- [Dataset items]

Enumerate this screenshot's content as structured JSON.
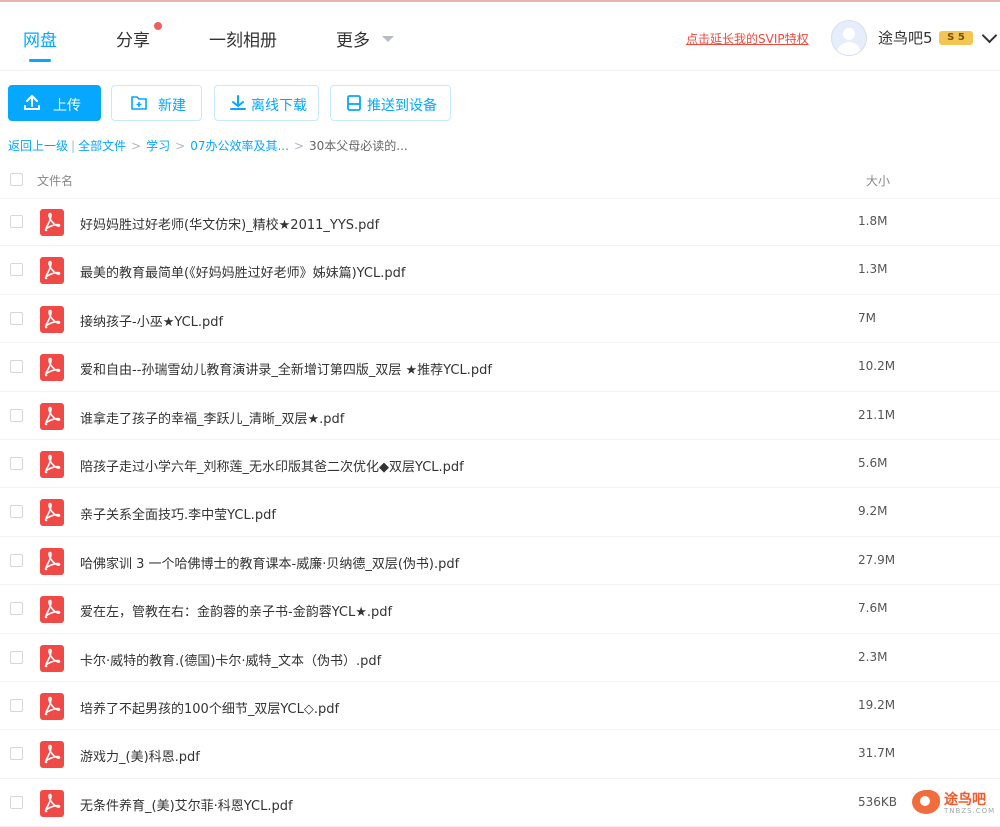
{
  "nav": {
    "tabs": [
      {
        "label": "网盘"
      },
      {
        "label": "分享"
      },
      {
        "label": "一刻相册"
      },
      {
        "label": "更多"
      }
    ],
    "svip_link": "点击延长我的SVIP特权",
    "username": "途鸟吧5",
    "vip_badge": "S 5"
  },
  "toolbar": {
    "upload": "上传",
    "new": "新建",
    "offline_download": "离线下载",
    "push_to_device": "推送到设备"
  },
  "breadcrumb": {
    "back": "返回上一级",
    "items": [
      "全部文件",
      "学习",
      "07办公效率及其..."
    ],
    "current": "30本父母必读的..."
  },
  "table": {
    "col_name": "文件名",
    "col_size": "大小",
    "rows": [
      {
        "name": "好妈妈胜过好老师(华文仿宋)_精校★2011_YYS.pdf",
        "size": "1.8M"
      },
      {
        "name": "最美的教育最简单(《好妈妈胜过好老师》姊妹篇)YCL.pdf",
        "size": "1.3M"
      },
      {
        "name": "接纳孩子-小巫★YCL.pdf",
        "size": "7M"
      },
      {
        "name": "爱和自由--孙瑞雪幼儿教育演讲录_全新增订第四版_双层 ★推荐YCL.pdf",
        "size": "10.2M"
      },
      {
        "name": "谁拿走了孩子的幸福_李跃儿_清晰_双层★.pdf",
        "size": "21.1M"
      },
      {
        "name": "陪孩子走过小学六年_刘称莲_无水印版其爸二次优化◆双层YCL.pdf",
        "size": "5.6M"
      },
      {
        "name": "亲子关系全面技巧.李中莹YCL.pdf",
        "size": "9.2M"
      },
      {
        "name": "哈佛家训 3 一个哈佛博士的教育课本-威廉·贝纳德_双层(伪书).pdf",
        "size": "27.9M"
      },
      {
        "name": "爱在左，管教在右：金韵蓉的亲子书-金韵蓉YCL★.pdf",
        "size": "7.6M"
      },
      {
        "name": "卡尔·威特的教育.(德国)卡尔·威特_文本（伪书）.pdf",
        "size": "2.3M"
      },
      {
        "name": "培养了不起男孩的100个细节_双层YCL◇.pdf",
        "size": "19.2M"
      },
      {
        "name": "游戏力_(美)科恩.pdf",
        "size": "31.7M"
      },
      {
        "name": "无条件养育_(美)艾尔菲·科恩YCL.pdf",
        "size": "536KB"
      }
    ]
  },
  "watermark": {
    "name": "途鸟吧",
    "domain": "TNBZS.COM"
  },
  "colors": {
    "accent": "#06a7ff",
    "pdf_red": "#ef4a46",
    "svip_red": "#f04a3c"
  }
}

---

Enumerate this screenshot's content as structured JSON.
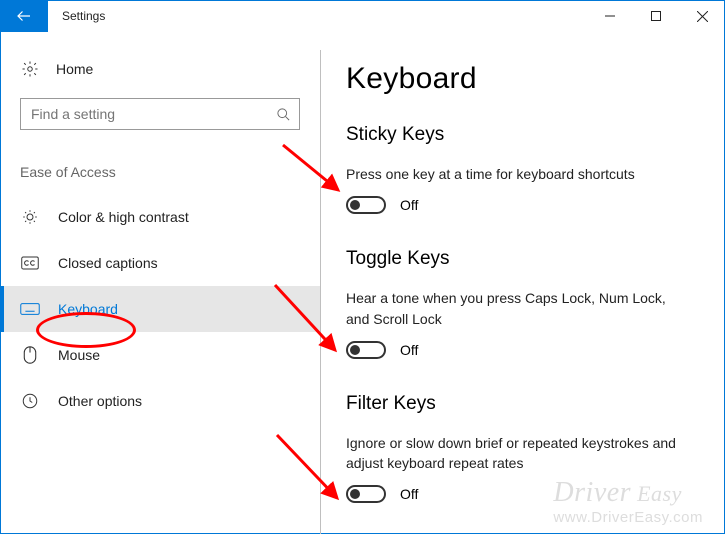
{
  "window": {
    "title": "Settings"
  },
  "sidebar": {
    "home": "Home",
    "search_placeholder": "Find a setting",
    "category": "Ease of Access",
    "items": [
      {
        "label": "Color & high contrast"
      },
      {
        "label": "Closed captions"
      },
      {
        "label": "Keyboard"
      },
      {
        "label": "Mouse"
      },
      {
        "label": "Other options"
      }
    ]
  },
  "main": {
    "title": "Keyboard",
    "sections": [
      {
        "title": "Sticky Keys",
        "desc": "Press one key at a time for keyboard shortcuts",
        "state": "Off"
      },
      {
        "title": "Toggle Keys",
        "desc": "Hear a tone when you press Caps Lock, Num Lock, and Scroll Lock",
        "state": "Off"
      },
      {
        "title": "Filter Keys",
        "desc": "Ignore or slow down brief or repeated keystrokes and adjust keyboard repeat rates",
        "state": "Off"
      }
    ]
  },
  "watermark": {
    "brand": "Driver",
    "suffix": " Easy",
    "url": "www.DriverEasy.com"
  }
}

- [WRITTEN PROBLEM]
Respond with nothing but the number of lines in the entries that contain the string "title".

- [SOLUTION TO THE PROBLEM]
5